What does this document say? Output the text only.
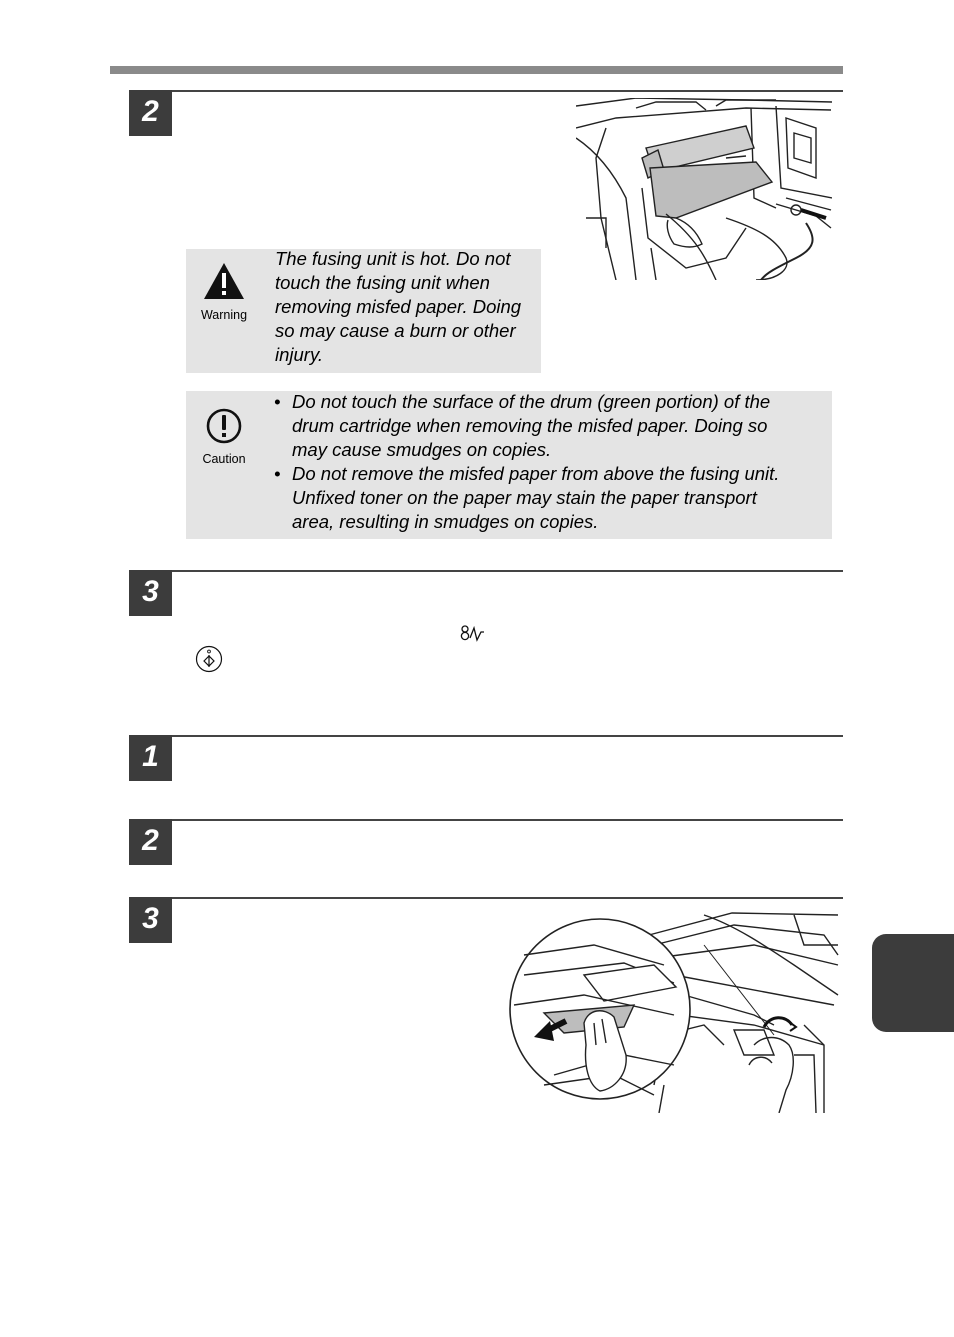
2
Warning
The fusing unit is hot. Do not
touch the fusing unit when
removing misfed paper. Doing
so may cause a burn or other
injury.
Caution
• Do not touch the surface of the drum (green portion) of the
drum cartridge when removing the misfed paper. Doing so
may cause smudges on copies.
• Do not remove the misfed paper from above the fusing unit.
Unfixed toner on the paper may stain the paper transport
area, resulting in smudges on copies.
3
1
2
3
-=-=-
**Directions for this task**
Do not include the images; transcribe the rest of the listing exactly.

**Full response**
What does this document say? Output the text only.
2
Warning
The fusing unit is hot. Do not
touch the fusing unit when
removing misfed paper. Doing
so may cause a burn or other
injury.
Caution
• Do not touch the surface of the drum (green portion) of the
drum cartridge when removing the misfed paper. Doing so
may cause smudges on copies.
• Do not remove the misfed paper from above the fusing unit.
Unfixed toner on the paper may stain the paper transport
area, resulting in smudges on copies.
3
1
2
3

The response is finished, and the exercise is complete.